#### Work instructions
Write out each of the records below without changing a single character.

--- begin ---

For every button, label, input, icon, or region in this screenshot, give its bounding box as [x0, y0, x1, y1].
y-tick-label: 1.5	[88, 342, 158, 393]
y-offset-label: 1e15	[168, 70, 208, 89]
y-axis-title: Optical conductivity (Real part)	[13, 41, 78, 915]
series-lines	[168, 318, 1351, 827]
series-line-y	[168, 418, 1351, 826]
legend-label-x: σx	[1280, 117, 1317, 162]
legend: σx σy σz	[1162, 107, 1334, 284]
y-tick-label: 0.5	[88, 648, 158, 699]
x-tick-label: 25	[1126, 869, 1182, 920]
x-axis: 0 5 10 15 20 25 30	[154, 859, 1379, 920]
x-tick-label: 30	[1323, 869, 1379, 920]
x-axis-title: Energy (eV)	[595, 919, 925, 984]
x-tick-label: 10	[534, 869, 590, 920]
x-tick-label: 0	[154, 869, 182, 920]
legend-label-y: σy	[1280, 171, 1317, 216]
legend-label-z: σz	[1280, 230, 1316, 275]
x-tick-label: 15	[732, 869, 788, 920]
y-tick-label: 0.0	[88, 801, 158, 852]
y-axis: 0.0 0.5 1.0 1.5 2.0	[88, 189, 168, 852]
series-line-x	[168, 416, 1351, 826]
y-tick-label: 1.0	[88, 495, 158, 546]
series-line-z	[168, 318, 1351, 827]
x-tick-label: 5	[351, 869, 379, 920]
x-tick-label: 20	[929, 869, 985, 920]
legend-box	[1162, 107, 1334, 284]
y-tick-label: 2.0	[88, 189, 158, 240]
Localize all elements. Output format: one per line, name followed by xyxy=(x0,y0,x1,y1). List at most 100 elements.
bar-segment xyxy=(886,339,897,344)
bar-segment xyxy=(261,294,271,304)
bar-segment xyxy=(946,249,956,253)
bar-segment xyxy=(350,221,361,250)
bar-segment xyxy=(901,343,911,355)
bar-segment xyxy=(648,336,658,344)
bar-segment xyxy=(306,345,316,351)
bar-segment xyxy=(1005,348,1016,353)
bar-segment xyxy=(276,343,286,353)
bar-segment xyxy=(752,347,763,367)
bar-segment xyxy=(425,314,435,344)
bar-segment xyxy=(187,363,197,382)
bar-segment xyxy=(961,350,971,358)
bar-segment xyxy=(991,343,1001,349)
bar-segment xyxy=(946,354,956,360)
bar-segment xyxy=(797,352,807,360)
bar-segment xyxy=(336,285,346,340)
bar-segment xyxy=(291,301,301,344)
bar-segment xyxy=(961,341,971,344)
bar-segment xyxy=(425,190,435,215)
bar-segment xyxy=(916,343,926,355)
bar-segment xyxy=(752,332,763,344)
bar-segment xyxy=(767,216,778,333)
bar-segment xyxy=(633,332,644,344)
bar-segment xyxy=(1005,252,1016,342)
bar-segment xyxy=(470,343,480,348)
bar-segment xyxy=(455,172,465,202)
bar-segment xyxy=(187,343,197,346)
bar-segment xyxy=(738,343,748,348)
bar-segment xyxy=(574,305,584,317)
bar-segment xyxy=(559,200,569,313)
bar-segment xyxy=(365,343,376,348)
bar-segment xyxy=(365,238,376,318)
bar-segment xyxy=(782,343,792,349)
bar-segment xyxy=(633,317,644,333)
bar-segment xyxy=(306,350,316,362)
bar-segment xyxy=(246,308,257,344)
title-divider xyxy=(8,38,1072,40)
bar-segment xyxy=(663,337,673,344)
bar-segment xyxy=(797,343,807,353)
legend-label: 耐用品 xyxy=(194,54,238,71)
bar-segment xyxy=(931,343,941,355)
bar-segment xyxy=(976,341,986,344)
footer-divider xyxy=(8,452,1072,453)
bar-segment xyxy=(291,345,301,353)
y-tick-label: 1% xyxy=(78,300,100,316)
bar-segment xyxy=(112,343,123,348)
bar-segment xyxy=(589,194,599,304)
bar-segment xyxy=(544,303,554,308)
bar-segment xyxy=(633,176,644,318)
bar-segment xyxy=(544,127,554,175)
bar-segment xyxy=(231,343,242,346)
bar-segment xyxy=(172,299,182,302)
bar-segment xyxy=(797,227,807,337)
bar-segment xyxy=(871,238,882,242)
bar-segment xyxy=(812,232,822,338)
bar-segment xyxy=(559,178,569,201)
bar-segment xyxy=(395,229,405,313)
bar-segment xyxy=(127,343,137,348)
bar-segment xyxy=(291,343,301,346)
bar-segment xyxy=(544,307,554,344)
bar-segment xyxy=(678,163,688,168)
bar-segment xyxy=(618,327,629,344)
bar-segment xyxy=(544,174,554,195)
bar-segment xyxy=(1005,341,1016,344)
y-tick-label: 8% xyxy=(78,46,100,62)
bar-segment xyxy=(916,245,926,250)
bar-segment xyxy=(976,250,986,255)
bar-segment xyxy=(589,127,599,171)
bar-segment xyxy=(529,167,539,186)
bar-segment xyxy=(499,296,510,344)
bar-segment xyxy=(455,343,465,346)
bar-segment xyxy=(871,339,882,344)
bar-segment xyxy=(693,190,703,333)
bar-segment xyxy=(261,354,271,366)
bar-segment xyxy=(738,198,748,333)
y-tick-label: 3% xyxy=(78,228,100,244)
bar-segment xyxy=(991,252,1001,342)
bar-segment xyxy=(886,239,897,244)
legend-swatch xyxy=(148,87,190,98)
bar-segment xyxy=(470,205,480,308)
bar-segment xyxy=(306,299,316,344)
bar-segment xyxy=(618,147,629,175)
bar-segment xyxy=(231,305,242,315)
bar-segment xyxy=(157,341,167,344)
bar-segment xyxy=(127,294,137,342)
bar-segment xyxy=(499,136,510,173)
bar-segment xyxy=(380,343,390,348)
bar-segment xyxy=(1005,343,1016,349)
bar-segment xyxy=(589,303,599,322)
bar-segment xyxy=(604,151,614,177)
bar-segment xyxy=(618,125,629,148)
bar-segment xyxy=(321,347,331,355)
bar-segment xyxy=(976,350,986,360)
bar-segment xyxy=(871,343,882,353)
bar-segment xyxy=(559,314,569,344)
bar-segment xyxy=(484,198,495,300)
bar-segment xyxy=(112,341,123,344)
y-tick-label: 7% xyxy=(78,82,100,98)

--- end ---

#### Written answer
For every button, label, input, icon, or region in this screenshot, give its bounding box as [x0, y0, x1, y1].
y-tick-label: 1.5	[88, 342, 158, 393]
y-offset-label: 1e15	[168, 70, 208, 89]
y-axis-title: Optical conductivity (Real part)	[13, 41, 78, 915]
series-lines	[168, 318, 1351, 827]
series-line-y	[168, 418, 1351, 826]
legend-label-x: σx	[1280, 117, 1317, 162]
legend: σx σy σz	[1162, 107, 1334, 284]
y-tick-label: 0.5	[88, 648, 158, 699]
x-tick-label: 25	[1126, 869, 1182, 920]
x-axis: 0 5 10 15 20 25 30	[154, 859, 1379, 920]
x-tick-label: 30	[1323, 869, 1379, 920]
x-axis-title: Energy (eV)	[595, 919, 925, 984]
x-tick-label: 10	[534, 869, 590, 920]
x-tick-label: 0	[154, 869, 182, 920]
legend-label-y: σy	[1280, 171, 1317, 216]
legend-label-z: σz	[1280, 230, 1316, 275]
x-tick-label: 15	[732, 869, 788, 920]
y-tick-label: 0.0	[88, 801, 158, 852]
y-axis: 0.0 0.5 1.0 1.5 2.0	[88, 189, 168, 852]
series-line-x	[168, 416, 1351, 826]
y-tick-label: 1.0	[88, 495, 158, 546]
series-line-z	[168, 318, 1351, 827]
x-tick-label: 5	[351, 869, 379, 920]
x-tick-label: 20	[929, 869, 985, 920]
legend-box	[1162, 107, 1334, 284]
y-tick-label: 2.0	[88, 189, 158, 240]
Localize all elements. Output format: one per line, name followed by xyxy=(x0,y0,x1,y1). List at most 100 elements.
bar-segment xyxy=(886,339,897,344)
bar-segment xyxy=(261,294,271,304)
bar-segment xyxy=(946,249,956,253)
bar-segment xyxy=(350,221,361,250)
bar-segment xyxy=(901,343,911,355)
bar-segment xyxy=(648,336,658,344)
bar-segment xyxy=(306,345,316,351)
bar-segment xyxy=(1005,348,1016,353)
bar-segment xyxy=(276,343,286,353)
bar-segment xyxy=(752,347,763,367)
bar-segment xyxy=(425,314,435,344)
bar-segment xyxy=(187,363,197,382)
bar-segment xyxy=(961,350,971,358)
bar-segment xyxy=(991,343,1001,349)
bar-segment xyxy=(946,354,956,360)
bar-segment xyxy=(797,352,807,360)
bar-segment xyxy=(336,285,346,340)
bar-segment xyxy=(291,301,301,344)
bar-segment xyxy=(961,341,971,344)
bar-segment xyxy=(425,190,435,215)
bar-segment xyxy=(916,343,926,355)
bar-segment xyxy=(752,332,763,344)
bar-segment xyxy=(767,216,778,333)
bar-segment xyxy=(633,332,644,344)
bar-segment xyxy=(1005,252,1016,342)
bar-segment xyxy=(470,343,480,348)
bar-segment xyxy=(455,172,465,202)
bar-segment xyxy=(187,343,197,346)
bar-segment xyxy=(738,343,748,348)
bar-segment xyxy=(574,305,584,317)
bar-segment xyxy=(559,200,569,313)
bar-segment xyxy=(365,343,376,348)
bar-segment xyxy=(365,238,376,318)
bar-segment xyxy=(782,343,792,349)
bar-segment xyxy=(633,317,644,333)
bar-segment xyxy=(306,350,316,362)
bar-segment xyxy=(246,308,257,344)
title-divider xyxy=(8,38,1072,40)
bar-segment xyxy=(663,337,673,344)
bar-segment xyxy=(797,343,807,353)
legend-label: 耐用品 xyxy=(194,54,238,71)
bar-segment xyxy=(931,343,941,355)
bar-segment xyxy=(976,341,986,344)
footer-divider xyxy=(8,452,1072,453)
bar-segment xyxy=(291,345,301,353)
y-tick-label: 1% xyxy=(78,300,100,316)
bar-segment xyxy=(112,343,123,348)
bar-segment xyxy=(589,194,599,304)
bar-segment xyxy=(544,303,554,308)
bar-segment xyxy=(633,176,644,318)
bar-segment xyxy=(544,127,554,175)
bar-segment xyxy=(231,343,242,346)
bar-segment xyxy=(172,299,182,302)
bar-segment xyxy=(797,227,807,337)
bar-segment xyxy=(871,238,882,242)
bar-segment xyxy=(812,232,822,338)
bar-segment xyxy=(559,178,569,201)
bar-segment xyxy=(395,229,405,313)
bar-segment xyxy=(127,343,137,348)
bar-segment xyxy=(291,343,301,346)
bar-segment xyxy=(544,307,554,344)
bar-segment xyxy=(678,163,688,168)
bar-segment xyxy=(618,327,629,344)
bar-segment xyxy=(544,174,554,195)
bar-segment xyxy=(1005,341,1016,344)
y-tick-label: 8% xyxy=(78,46,100,62)
bar-segment xyxy=(916,245,926,250)
bar-segment xyxy=(976,250,986,255)
bar-segment xyxy=(589,127,599,171)
bar-segment xyxy=(529,167,539,186)
bar-segment xyxy=(499,296,510,344)
bar-segment xyxy=(455,343,465,346)
bar-segment xyxy=(871,339,882,344)
bar-segment xyxy=(693,190,703,333)
bar-segment xyxy=(261,354,271,366)
bar-segment xyxy=(738,198,748,333)
y-tick-label: 3% xyxy=(78,228,100,244)
bar-segment xyxy=(991,252,1001,342)
bar-segment xyxy=(886,239,897,244)
legend-swatch xyxy=(148,87,190,98)
bar-segment xyxy=(470,205,480,308)
bar-segment xyxy=(306,299,316,344)
bar-segment xyxy=(618,147,629,175)
bar-segment xyxy=(231,305,242,315)
bar-segment xyxy=(157,341,167,344)
bar-segment xyxy=(127,294,137,342)
bar-segment xyxy=(499,136,510,173)
bar-segment xyxy=(380,343,390,348)
bar-segment xyxy=(1005,343,1016,349)
bar-segment xyxy=(589,303,599,322)
bar-segment xyxy=(604,151,614,177)
bar-segment xyxy=(618,125,629,148)
bar-segment xyxy=(321,347,331,355)
bar-segment xyxy=(976,350,986,360)
bar-segment xyxy=(871,343,882,353)
bar-segment xyxy=(559,314,569,344)
bar-segment xyxy=(484,198,495,300)
bar-segment xyxy=(112,341,123,344)
y-tick-label: 7% xyxy=(78,82,100,98)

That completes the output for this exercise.